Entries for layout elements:
********************
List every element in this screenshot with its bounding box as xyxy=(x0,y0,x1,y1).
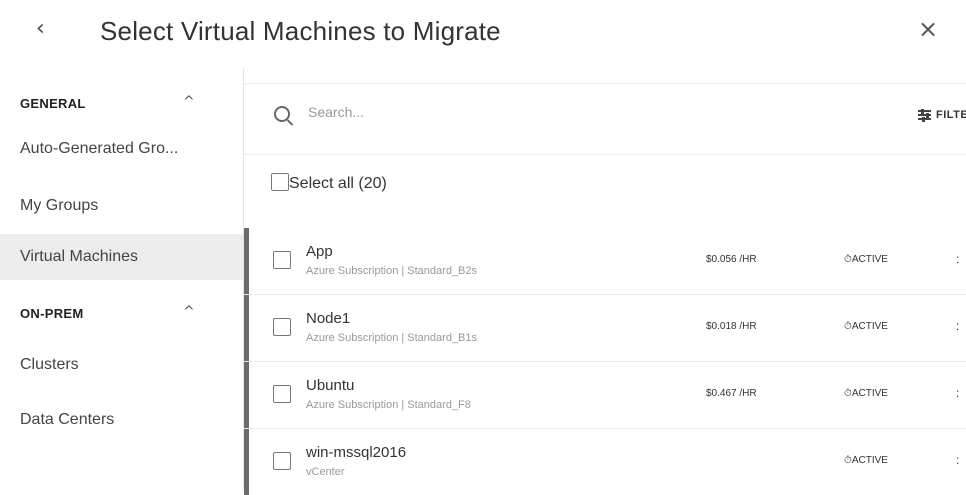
row-checkbox[interactable] xyxy=(273,251,291,269)
vm-row[interactable]: Node1 Azure Subscription | Standard_B1s … xyxy=(244,295,966,362)
sidebar-item-clusters[interactable]: Clusters xyxy=(0,342,244,388)
vm-row[interactable]: Ubuntu Azure Subscription | Standard_F8 … xyxy=(244,362,966,429)
row-checkbox[interactable] xyxy=(273,452,291,470)
more-icon[interactable]: : xyxy=(956,453,959,467)
vm-status-label: ACTIVE xyxy=(851,321,888,332)
sidebar: GENERAL ^ Auto-Generated Gro... My Group… xyxy=(0,68,244,491)
sidebar-item-my-groups[interactable]: My Groups xyxy=(0,183,244,229)
sidebar-item-virtual-machines[interactable]: Virtual Machines xyxy=(0,234,244,280)
more-icon[interactable]: : xyxy=(956,319,959,333)
collapse-general-icon[interactable]: ^ xyxy=(183,94,195,110)
vm-status: ⏱ACTIVE xyxy=(844,321,888,332)
clock-icon: ⏱ xyxy=(844,321,852,332)
row-marker xyxy=(244,429,249,495)
vm-status: ⏱ACTIVE xyxy=(844,388,888,399)
row-checkbox[interactable] xyxy=(273,385,291,403)
vm-name: win-mssql2016 xyxy=(306,444,407,461)
back-chevron-icon[interactable]: ‹ xyxy=(36,16,45,41)
vm-row[interactable]: App Azure Subscription | Standard_B2s $0… xyxy=(244,228,966,295)
vm-status-label: ACTIVE xyxy=(851,388,888,399)
select-all[interactable]: Select all (20) xyxy=(271,173,387,193)
vm-details: Azure Subscription | Standard_B1s xyxy=(306,332,478,344)
section-header-on-prem: ON-PREM xyxy=(20,306,84,321)
row-marker xyxy=(244,362,249,428)
close-icon[interactable]: × xyxy=(918,15,938,43)
clock-icon: ⏱ xyxy=(844,388,852,399)
vm-price: $0.056 /HR xyxy=(706,254,757,265)
vm-details: Azure Subscription | Standard_F8 xyxy=(306,399,471,411)
vm-name: App xyxy=(306,243,333,260)
vm-details: Azure Subscription | Standard_B2s xyxy=(306,265,478,277)
vm-status-label: ACTIVE xyxy=(851,254,888,265)
filter-button[interactable]: FILTER xyxy=(936,109,966,121)
vm-status-label: ACTIVE xyxy=(851,455,888,466)
vm-price: $0.018 /HR xyxy=(706,321,757,332)
row-marker xyxy=(244,228,249,294)
vm-details: vCenter xyxy=(306,466,345,478)
row-marker xyxy=(244,295,249,361)
vm-row[interactable]: win-mssql2016 vCenter ⏱ACTIVE : xyxy=(244,429,966,495)
collapse-on-prem-icon[interactable]: ^ xyxy=(183,304,195,320)
clock-icon: ⏱ xyxy=(844,455,852,466)
page-title: Select Virtual Machines to Migrate xyxy=(100,16,501,46)
vm-status: ⏱ACTIVE xyxy=(844,455,888,466)
more-icon[interactable]: : xyxy=(956,386,959,400)
search-bar: FILTER xyxy=(244,83,966,155)
clock-icon: ⏱ xyxy=(844,254,852,265)
select-all-label: Select all (20) xyxy=(289,175,387,193)
sidebar-item-auto-generated-groups[interactable]: Auto-Generated Gro... xyxy=(0,126,244,172)
sidebar-item-data-centers[interactable]: Data Centers xyxy=(0,397,244,443)
select-all-checkbox[interactable] xyxy=(271,173,289,191)
section-header-general: GENERAL xyxy=(20,96,86,111)
search-icon xyxy=(274,106,290,122)
main-panel: FILTER Select all (20) App Azure Subscri… xyxy=(244,68,966,495)
vm-price: $0.467 /HR xyxy=(706,388,757,399)
vm-name: Ubuntu xyxy=(306,377,355,394)
vm-name: Node1 xyxy=(306,310,351,327)
more-icon[interactable]: : xyxy=(956,252,959,266)
filter-sliders-icon[interactable] xyxy=(918,108,931,122)
search-input[interactable] xyxy=(308,104,708,120)
vm-status: ⏱ACTIVE xyxy=(844,254,888,265)
row-checkbox[interactable] xyxy=(273,318,291,336)
dialog-header: ‹ Select Virtual Machines to Migrate × xyxy=(0,0,966,68)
********************
# [SHORT EXERCISE]
Write out every line of the records above as a numbered list, skipping blank lines and leaving the pictures out.

# [EXERCISE SOLUTION]
1. List every element in this screenshot with its bounding box as xyxy=(x0,y0,x1,y1).
2. row-checkbox[interactable] xyxy=(273,251,291,269)
3. vm-row[interactable]: Node1 Azure Subscription | Standard_B1s … xyxy=(244,295,966,362)
4. sidebar-item-clusters[interactable]: Clusters xyxy=(0,342,244,388)
5. vm-row[interactable]: Ubuntu Azure Subscription | Standard_F8 … xyxy=(244,362,966,429)
6. row-checkbox[interactable] xyxy=(273,452,291,470)
7. more-icon[interactable]: : xyxy=(956,453,959,467)
8. vm-status-label: ACTIVE xyxy=(851,321,888,332)
9. sidebar: GENERAL ^ Auto-Generated Gro... My Group… xyxy=(0,68,244,491)
10. sidebar-item-my-groups[interactable]: My Groups xyxy=(0,183,244,229)
11. sidebar-item-virtual-machines[interactable]: Virtual Machines xyxy=(0,234,244,280)
12. more-icon[interactable]: : xyxy=(956,319,959,333)
13. collapse-general-icon[interactable]: ^ xyxy=(183,94,195,110)
14. vm-status: ⏱ACTIVE xyxy=(844,321,888,332)
15. clock-icon: ⏱ xyxy=(844,321,852,332)
16. row-marker xyxy=(244,429,249,495)
17. vm-status: ⏱ACTIVE xyxy=(844,388,888,399)
18. row-checkbox[interactable] xyxy=(273,385,291,403)
19. vm-name: win-mssql2016 xyxy=(306,444,407,461)
20. back-chevron-icon[interactable]: ‹ xyxy=(36,16,45,41)
21. vm-row[interactable]: App Azure Subscription | Standard_B2s $0… xyxy=(244,228,966,295)
22. vm-status-label: ACTIVE xyxy=(851,388,888,399)
23. select-all[interactable]: Select all (20) xyxy=(271,173,387,193)
24. vm-details: Azure Subscription | Standard_B1s xyxy=(306,332,478,344)
25. section-header-on-prem: ON-PREM xyxy=(20,306,84,321)
26. row-marker xyxy=(244,362,249,428)
27. close-icon[interactable]: × xyxy=(918,15,938,43)
28. clock-icon: ⏱ xyxy=(844,388,852,399)
29. vm-price: $0.056 /HR xyxy=(706,254,757,265)
30. vm-details: Azure Subscription | Standard_F8 xyxy=(306,399,471,411)
31. vm-name: App xyxy=(306,243,333,260)
32. vm-details: Azure Subscription | Standard_B2s xyxy=(306,265,478,277)
33. vm-status-label: ACTIVE xyxy=(851,254,888,265)
34. filter-button[interactable]: FILTER xyxy=(936,109,966,121)
35. vm-status-label: ACTIVE xyxy=(851,455,888,466)
36. vm-price: $0.018 /HR xyxy=(706,321,757,332)
37. row-marker xyxy=(244,228,249,294)
38. vm-details: vCenter xyxy=(306,466,345,478)
39. row-marker xyxy=(244,295,249,361)
40. vm-row[interactable]: win-mssql2016 vCenter ⏱ACTIVE : xyxy=(244,429,966,495)
41. collapse-on-prem-icon[interactable]: ^ xyxy=(183,304,195,320)
42. clock-icon: ⏱ xyxy=(844,455,852,466)
43. page-title: Select Virtual Machines to Migrate xyxy=(100,16,501,46)
44. vm-status: ⏱ACTIVE xyxy=(844,455,888,466)
45. more-icon[interactable]: : xyxy=(956,386,959,400)
46. search-bar: FILTER xyxy=(244,83,966,155)
47. clock-icon: ⏱ xyxy=(844,254,852,265)
48. select-all-label: Select all (20) xyxy=(289,175,387,193)
49. sidebar-item-auto-generated-groups[interactable]: Auto-Generated Gro... xyxy=(0,126,244,172)
50. sidebar-item-data-centers[interactable]: Data Centers xyxy=(0,397,244,443)
51. select-all-checkbox[interactable] xyxy=(271,173,289,191)
52. section-header-general: GENERAL xyxy=(20,96,86,111)
53. search-icon xyxy=(274,106,290,122)
54. main-panel: FILTER Select all (20) App Azure Subscri… xyxy=(244,68,966,495)
55. vm-price: $0.467 /HR xyxy=(706,388,757,399)
56. vm-name: Ubuntu xyxy=(306,377,355,394)
57. vm-name: Node1 xyxy=(306,310,351,327)
58. more-icon[interactable]: : xyxy=(956,252,959,266)
59. filter-sliders-icon[interactable] xyxy=(918,108,931,122)
60. search-input[interactable] xyxy=(308,104,708,120)
61. vm-status: ⏱ACTIVE xyxy=(844,254,888,265)
62. row-checkbox[interactable] xyxy=(273,318,291,336)
63. dialog-header: ‹ Select Virtual Machines to Migrate × xyxy=(0,0,966,68)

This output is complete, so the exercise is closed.